--- Start Given data ---
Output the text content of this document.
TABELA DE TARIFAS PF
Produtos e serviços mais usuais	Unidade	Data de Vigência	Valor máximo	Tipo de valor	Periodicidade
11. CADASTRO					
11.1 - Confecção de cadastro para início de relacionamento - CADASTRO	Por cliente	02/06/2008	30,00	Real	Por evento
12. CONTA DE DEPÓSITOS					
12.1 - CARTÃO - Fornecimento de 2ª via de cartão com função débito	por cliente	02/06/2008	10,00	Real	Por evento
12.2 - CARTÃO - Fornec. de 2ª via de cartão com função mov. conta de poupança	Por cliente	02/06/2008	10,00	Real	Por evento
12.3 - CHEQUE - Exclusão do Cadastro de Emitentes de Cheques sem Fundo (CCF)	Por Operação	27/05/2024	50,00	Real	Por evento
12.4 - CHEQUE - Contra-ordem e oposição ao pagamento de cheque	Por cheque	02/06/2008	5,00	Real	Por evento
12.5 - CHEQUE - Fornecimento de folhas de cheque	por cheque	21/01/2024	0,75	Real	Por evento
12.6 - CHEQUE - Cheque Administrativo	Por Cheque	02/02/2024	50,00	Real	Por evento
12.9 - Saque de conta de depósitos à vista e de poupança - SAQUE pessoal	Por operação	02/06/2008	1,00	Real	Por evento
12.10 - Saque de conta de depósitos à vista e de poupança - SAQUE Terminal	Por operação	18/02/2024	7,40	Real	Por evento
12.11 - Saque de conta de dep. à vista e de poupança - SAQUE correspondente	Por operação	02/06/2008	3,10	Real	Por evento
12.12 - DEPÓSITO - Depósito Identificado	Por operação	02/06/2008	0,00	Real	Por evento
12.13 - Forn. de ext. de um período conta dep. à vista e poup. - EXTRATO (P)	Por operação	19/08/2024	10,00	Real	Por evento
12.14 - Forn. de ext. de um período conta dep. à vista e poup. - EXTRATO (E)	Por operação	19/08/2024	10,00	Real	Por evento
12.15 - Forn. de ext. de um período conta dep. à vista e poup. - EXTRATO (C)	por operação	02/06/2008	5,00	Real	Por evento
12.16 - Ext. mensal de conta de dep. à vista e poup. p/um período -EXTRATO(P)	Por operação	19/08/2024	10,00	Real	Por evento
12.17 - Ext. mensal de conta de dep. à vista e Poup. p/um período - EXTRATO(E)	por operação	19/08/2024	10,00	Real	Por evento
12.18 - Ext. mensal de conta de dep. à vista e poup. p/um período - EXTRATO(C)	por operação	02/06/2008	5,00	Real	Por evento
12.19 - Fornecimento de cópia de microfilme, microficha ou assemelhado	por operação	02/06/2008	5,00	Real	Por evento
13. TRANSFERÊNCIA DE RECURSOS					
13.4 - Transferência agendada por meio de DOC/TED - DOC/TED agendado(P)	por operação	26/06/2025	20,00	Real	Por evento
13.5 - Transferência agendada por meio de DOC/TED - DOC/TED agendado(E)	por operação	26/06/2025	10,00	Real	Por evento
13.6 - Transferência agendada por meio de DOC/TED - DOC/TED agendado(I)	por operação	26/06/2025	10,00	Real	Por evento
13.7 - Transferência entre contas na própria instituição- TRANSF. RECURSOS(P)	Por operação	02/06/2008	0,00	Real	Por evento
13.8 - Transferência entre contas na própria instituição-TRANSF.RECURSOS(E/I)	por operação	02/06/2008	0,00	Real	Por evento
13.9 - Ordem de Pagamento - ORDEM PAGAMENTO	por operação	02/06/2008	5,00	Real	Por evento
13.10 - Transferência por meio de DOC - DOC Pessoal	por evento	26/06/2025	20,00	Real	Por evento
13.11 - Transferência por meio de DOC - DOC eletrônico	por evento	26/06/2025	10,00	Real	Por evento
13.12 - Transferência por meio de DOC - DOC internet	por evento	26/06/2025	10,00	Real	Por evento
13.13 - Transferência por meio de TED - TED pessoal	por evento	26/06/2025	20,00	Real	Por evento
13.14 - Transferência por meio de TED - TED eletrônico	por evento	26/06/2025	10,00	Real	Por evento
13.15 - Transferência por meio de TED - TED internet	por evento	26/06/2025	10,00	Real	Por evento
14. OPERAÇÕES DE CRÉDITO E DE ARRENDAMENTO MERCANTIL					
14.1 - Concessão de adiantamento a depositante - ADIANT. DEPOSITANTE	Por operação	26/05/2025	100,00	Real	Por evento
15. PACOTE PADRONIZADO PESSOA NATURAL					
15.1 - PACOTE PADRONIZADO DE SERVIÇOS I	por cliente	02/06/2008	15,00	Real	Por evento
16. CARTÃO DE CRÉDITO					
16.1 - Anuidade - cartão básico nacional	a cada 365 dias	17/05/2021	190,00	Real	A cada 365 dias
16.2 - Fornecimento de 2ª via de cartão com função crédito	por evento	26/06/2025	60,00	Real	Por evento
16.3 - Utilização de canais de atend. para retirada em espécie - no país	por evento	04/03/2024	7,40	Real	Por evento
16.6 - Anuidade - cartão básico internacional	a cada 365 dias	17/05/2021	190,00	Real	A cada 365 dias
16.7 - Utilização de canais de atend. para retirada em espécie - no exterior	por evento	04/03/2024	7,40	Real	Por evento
--- End Given data ---
● To do:
Filter the listing for the word "eletrônico" and copy every line that holds it.

● Exercise answer:
13.11 - Transferência por meio de DOC - DOC eletrônico	por evento	26/06/2025	10,00	Real	Por evento
13.14 - Transferência por meio de TED - TED eletrônico	por evento	26/06/2025	10,00	Real	Por evento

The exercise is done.